Work required:
Note each line where "Arrange" appears, and copy it.

------------

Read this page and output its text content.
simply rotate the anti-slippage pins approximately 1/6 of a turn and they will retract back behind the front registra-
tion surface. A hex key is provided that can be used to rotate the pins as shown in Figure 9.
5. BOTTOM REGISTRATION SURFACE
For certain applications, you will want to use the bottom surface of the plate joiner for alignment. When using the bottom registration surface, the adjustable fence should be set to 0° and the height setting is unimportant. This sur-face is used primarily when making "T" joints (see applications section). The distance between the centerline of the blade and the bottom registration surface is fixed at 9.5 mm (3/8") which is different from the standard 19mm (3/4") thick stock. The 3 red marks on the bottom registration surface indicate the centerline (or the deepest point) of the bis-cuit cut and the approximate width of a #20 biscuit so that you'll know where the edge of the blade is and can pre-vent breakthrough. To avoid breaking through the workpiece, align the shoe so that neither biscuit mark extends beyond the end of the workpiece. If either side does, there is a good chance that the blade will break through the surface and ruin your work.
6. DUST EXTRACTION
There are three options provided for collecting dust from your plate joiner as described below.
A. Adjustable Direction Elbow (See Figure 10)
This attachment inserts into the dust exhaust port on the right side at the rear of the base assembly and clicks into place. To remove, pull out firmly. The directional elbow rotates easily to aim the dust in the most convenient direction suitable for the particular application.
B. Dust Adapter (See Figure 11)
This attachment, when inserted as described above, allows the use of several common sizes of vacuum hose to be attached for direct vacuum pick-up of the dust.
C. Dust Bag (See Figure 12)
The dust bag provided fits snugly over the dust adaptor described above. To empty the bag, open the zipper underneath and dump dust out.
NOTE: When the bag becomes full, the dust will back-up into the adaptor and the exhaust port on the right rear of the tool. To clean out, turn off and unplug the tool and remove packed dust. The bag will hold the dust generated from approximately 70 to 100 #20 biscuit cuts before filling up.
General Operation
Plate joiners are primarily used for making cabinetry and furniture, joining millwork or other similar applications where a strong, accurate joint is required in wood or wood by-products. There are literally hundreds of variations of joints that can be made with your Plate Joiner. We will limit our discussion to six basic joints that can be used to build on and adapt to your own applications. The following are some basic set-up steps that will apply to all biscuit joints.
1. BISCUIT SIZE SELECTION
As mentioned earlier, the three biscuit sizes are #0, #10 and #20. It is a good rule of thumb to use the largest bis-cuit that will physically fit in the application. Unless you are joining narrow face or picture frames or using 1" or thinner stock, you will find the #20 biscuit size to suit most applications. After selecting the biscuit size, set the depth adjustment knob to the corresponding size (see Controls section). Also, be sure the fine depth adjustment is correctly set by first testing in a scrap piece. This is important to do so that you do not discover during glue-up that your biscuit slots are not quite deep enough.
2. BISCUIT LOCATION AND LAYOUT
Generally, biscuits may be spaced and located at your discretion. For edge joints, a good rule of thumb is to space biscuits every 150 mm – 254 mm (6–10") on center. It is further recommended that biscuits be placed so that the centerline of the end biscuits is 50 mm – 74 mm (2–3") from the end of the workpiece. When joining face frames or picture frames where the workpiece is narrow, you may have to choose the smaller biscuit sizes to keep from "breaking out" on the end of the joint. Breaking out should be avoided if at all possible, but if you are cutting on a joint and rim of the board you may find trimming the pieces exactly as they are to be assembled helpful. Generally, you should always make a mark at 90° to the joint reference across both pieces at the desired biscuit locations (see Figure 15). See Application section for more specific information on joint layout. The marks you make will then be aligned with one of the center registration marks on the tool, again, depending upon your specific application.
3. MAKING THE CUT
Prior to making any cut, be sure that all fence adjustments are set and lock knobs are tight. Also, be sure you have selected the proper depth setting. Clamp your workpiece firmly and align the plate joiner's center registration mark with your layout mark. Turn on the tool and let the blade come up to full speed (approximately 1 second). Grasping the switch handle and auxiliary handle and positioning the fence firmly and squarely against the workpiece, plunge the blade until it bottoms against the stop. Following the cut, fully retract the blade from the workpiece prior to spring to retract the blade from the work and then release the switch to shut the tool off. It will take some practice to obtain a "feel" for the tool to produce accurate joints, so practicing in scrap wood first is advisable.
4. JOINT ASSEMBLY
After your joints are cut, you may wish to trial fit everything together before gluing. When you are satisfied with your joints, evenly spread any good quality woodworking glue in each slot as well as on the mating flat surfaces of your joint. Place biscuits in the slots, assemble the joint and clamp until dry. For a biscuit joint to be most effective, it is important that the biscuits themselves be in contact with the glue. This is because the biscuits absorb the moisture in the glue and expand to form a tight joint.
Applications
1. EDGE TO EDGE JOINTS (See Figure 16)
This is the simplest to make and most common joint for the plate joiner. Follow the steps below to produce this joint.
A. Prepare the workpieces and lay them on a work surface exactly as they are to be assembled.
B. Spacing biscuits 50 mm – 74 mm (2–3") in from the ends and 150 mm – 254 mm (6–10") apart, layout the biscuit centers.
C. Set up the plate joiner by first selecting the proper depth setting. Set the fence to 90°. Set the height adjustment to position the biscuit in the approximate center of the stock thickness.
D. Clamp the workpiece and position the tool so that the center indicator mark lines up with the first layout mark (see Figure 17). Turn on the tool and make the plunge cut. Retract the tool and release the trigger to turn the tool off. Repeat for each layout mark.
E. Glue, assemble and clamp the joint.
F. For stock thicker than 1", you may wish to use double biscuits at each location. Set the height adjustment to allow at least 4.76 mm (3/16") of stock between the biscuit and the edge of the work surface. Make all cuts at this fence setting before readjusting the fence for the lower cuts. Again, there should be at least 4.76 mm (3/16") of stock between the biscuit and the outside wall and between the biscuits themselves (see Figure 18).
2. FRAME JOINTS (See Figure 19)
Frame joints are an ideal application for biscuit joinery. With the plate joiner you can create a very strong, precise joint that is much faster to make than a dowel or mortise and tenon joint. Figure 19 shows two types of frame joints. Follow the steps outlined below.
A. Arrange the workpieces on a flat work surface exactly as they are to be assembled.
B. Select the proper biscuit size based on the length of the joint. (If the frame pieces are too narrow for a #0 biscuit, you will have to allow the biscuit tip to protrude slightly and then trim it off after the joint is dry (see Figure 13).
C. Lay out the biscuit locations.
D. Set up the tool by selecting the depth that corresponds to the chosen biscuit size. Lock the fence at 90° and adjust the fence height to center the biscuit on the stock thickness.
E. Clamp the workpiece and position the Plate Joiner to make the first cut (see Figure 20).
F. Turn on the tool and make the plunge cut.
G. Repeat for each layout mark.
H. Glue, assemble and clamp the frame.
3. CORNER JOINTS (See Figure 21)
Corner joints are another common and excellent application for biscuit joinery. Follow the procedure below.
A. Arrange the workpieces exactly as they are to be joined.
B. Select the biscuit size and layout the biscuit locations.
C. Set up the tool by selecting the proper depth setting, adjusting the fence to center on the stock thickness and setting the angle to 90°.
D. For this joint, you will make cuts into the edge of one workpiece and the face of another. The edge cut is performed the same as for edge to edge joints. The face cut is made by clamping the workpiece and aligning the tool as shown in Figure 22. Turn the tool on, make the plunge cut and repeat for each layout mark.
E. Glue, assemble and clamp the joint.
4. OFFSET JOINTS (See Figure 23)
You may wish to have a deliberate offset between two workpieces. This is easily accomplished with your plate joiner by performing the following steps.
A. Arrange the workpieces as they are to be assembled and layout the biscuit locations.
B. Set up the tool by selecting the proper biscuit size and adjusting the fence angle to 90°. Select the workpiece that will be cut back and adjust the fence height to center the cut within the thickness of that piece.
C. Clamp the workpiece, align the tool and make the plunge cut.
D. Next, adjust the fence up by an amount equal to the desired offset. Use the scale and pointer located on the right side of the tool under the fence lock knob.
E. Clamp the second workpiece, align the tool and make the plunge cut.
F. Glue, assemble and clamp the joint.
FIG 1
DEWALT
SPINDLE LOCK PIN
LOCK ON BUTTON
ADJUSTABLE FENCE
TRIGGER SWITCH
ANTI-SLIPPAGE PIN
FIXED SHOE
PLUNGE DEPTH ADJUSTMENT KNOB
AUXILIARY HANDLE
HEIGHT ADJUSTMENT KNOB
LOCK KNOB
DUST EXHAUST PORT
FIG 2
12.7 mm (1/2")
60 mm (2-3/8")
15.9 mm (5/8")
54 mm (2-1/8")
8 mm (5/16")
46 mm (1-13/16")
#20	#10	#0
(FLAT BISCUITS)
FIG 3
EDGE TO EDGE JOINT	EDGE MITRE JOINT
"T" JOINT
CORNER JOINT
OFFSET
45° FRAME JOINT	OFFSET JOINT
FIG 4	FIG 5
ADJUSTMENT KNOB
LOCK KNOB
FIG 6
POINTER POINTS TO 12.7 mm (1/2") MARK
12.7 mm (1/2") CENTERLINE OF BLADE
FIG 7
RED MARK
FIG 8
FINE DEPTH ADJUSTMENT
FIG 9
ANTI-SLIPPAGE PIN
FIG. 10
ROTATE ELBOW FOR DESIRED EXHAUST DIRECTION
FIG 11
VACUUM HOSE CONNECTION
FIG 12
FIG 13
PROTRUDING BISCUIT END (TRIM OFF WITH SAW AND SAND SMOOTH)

------------

Result for this task:
A. Arrange the workpieces on a flat work surface exactly as they are to be assembled.
A. Arrange the workpieces exactly as they are to be joined.
A. Arrange the workpieces as they are to be assembled and layout the biscuit locations.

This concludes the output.